- **Objective**
Scan the material that follows. Copy every line containing the word "oggetto".

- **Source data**
◆ ◆ ◆ ◆ ◆

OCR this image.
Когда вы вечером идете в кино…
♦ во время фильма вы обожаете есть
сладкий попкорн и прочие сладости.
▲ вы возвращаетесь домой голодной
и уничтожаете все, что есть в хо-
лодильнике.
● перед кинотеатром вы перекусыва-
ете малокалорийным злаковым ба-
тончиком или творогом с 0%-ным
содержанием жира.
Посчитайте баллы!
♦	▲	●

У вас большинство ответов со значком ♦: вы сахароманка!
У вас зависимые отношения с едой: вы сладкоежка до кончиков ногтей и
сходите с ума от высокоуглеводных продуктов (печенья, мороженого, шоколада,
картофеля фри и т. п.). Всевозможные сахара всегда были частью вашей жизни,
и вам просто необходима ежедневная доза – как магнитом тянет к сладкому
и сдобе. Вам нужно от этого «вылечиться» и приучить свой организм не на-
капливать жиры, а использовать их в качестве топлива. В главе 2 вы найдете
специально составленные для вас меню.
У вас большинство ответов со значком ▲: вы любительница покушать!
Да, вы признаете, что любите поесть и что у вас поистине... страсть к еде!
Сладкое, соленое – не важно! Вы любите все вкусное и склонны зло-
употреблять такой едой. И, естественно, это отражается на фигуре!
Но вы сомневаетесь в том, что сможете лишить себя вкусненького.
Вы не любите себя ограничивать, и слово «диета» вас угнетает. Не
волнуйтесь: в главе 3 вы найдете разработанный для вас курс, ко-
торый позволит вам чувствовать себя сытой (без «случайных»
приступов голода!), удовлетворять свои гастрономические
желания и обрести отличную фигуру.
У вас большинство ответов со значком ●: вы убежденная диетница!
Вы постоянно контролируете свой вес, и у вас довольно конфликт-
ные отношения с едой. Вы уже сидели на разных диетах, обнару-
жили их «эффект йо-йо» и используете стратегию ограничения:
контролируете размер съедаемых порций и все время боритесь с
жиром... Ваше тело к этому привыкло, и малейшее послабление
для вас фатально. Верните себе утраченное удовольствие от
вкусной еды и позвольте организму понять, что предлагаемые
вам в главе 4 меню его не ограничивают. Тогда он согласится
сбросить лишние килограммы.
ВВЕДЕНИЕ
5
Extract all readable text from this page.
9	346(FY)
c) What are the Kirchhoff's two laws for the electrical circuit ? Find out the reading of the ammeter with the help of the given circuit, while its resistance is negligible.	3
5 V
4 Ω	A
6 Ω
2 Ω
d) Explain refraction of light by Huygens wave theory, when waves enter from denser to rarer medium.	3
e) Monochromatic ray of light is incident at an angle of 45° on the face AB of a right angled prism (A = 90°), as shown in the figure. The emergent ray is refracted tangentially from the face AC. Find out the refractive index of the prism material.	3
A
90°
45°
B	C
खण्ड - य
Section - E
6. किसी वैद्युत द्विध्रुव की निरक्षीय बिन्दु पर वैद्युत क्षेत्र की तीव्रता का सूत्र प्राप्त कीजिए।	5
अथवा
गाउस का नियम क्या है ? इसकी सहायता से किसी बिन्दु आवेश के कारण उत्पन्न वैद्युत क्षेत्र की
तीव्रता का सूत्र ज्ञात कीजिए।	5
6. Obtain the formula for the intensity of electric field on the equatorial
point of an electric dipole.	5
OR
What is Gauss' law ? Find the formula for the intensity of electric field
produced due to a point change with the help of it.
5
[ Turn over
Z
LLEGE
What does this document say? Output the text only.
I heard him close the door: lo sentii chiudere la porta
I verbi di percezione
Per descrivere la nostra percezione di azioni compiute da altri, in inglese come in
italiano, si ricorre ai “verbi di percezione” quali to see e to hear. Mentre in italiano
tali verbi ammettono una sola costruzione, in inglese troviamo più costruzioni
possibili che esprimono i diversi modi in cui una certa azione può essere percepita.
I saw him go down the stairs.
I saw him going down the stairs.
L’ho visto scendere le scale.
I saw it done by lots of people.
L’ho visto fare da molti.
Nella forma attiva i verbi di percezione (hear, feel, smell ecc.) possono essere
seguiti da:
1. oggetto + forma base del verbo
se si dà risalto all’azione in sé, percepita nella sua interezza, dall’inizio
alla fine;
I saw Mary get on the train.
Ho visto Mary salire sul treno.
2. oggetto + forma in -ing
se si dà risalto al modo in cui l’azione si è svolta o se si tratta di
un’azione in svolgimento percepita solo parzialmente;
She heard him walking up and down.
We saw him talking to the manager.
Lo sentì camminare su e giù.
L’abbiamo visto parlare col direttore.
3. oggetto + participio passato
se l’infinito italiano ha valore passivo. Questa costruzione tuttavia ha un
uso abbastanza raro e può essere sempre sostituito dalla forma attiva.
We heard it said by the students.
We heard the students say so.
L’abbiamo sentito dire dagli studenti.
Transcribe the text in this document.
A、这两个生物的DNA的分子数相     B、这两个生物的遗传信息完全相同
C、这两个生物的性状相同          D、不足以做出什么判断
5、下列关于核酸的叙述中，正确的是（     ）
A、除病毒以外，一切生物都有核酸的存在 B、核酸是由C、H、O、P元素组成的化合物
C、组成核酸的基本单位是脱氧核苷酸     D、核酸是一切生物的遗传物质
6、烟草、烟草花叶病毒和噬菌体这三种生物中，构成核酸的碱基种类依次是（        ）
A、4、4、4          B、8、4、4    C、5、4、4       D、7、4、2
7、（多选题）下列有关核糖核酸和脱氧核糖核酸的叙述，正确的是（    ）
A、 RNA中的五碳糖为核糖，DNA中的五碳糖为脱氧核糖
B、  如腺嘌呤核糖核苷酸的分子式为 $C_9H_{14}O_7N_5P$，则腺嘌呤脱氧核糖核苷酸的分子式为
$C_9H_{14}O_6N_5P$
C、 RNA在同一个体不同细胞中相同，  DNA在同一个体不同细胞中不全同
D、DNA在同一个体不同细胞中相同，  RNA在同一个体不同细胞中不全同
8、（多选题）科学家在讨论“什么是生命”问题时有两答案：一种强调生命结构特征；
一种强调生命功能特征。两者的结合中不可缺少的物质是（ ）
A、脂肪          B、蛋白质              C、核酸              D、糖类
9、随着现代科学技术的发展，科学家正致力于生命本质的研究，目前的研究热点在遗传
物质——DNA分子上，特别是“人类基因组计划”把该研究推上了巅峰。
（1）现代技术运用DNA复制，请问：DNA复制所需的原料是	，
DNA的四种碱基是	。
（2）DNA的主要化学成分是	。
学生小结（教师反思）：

◆ ◆ ◆ ◆ ◆

- **Task result**
1. oggetto + forma base del verbo
2. oggetto + forma in -ing
3. oggetto + participio passato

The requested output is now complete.